## begin Records to process

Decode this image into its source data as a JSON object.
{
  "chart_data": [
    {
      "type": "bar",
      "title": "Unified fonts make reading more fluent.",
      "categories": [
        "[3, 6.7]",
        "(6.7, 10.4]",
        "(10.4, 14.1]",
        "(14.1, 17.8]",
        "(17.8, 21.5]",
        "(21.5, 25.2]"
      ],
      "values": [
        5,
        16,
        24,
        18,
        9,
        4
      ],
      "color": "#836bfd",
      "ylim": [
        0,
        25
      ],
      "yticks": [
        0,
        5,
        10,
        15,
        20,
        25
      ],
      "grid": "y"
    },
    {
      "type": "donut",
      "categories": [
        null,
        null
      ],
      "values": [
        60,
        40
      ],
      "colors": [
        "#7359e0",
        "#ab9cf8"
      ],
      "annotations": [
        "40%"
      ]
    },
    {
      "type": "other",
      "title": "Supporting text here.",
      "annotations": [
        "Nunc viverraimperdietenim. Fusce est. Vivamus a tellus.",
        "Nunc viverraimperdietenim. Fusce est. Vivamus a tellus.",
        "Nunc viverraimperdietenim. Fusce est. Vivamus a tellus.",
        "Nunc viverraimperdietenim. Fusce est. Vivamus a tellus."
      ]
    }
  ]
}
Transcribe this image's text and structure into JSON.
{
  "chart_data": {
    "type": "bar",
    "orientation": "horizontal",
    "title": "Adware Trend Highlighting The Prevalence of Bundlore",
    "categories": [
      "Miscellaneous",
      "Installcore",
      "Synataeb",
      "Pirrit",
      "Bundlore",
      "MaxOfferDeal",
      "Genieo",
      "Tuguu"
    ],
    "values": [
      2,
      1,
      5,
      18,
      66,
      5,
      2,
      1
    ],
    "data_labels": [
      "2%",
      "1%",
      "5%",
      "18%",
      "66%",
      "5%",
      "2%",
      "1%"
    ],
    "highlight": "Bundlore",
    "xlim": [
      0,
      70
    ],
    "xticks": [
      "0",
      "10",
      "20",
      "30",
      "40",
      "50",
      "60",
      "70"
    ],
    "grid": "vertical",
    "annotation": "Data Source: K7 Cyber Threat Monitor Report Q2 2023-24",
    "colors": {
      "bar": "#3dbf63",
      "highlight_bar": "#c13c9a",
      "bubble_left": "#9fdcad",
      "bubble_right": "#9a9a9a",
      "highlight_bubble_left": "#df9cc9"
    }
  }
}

## end Records to process

### [Aim]
Nothing should be left out: repeat all of the data exactly.

### [Right answer]
Decode this image into its source data as a JSON object.
{
  "chart_data": [
    {
      "type": "bar",
      "title": "Unified fonts make reading more fluent.",
      "categories": [
        "[3, 6.7]",
        "(6.7, 10.4]",
        "(10.4, 14.1]",
        "(14.1, 17.8]",
        "(17.8, 21.5]",
        "(21.5, 25.2]"
      ],
      "values": [
        5,
        16,
        24,
        18,
        9,
        4
      ],
      "color": "#836bfd",
      "ylim": [
        0,
        25
      ],
      "yticks": [
        0,
        5,
        10,
        15,
        20,
        25
      ],
      "grid": "y"
    },
    {
      "type": "donut",
      "categories": [
        null,
        null
      ],
      "values": [
        60,
        40
      ],
      "colors": [
        "#7359e0",
        "#ab9cf8"
      ],
      "annotations": [
        "40%"
      ]
    },
    {
      "type": "other",
      "title": "Supporting text here.",
      "annotations": [
        "Nunc viverraimperdietenim. Fusce est. Vivamus a tellus.",
        "Nunc viverraimperdietenim. Fusce est. Vivamus a tellus.",
        "Nunc viverraimperdietenim. Fusce est. Vivamus a tellus.",
        "Nunc viverraimperdietenim. Fusce est. Vivamus a tellus."
      ]
    }
  ]
}
Transcribe this image's text and structure into JSON.
{
  "chart_data": {
    "type": "bar",
    "orientation": "horizontal",
    "title": "Adware Trend Highlighting The Prevalence of Bundlore",
    "categories": [
      "Miscellaneous",
      "Installcore",
      "Synataeb",
      "Pirrit",
      "Bundlore",
      "MaxOfferDeal",
      "Genieo",
      "Tuguu"
    ],
    "values": [
      2,
      1,
      5,
      18,
      66,
      5,
      2,
      1
    ],
    "data_labels": [
      "2%",
      "1%",
      "5%",
      "18%",
      "66%",
      "5%",
      "2%",
      "1%"
    ],
    "highlight": "Bundlore",
    "xlim": [
      0,
      70
    ],
    "xticks": [
      "0",
      "10",
      "20",
      "30",
      "40",
      "50",
      "60",
      "70"
    ],
    "grid": "vertical",
    "annotation": "Data Source: K7 Cyber Threat Monitor Report Q2 2023-24",
    "colors": {
      "bar": "#3dbf63",
      "highlight_bar": "#c13c9a",
      "bubble_left": "#9fdcad",
      "bubble_right": "#9a9a9a",
      "highlight_bubble_left": "#df9cc9"
    }
  }
}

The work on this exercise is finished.